## Stored data
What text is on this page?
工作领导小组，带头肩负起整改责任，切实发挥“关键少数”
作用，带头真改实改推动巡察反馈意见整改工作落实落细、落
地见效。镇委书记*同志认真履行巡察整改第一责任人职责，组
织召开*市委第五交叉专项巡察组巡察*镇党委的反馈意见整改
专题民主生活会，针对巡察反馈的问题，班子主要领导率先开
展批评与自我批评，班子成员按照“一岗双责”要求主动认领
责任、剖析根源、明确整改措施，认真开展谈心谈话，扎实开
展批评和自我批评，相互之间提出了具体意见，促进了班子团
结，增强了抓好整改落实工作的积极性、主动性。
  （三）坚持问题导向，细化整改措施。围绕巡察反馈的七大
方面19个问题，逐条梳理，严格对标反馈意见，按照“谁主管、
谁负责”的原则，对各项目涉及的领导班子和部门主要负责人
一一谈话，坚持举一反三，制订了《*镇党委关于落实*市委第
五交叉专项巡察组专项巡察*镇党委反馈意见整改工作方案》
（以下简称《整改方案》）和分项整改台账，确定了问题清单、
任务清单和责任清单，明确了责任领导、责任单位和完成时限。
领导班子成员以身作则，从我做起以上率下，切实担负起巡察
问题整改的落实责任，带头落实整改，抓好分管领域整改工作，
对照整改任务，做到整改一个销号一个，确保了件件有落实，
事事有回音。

## Task directions
Reproduce the whole listing word for word.

## Expected answer
What text is on this page?
工作领导小组，带头肩负起整改责任，切实发挥“关键少数”
作用，带头真改实改推动巡察反馈意见整改工作落实落细、落
地见效。镇委书记*同志认真履行巡察整改第一责任人职责，组
织召开*市委第五交叉专项巡察组巡察*镇党委的反馈意见整改
专题民主生活会，针对巡察反馈的问题，班子主要领导率先开
展批评与自我批评，班子成员按照“一岗双责”要求主动认领
责任、剖析根源、明确整改措施，认真开展谈心谈话，扎实开
展批评和自我批评，相互之间提出了具体意见，促进了班子团
结，增强了抓好整改落实工作的积极性、主动性。
  （三）坚持问题导向，细化整改措施。围绕巡察反馈的七大
方面19个问题，逐条梳理，严格对标反馈意见，按照“谁主管、
谁负责”的原则，对各项目涉及的领导班子和部门主要负责人
一一谈话，坚持举一反三，制订了《*镇党委关于落实*市委第
五交叉专项巡察组专项巡察*镇党委反馈意见整改工作方案》
（以下简称《整改方案》）和分项整改台账，确定了问题清单、
任务清单和责任清单，明确了责任领导、责任单位和完成时限。
领导班子成员以身作则，从我做起以上率下，切实担负起巡察
问题整改的落实责任，带头落实整改，抓好分管领域整改工作，
对照整改任务，做到整改一个销号一个，确保了件件有落实，
事事有回音。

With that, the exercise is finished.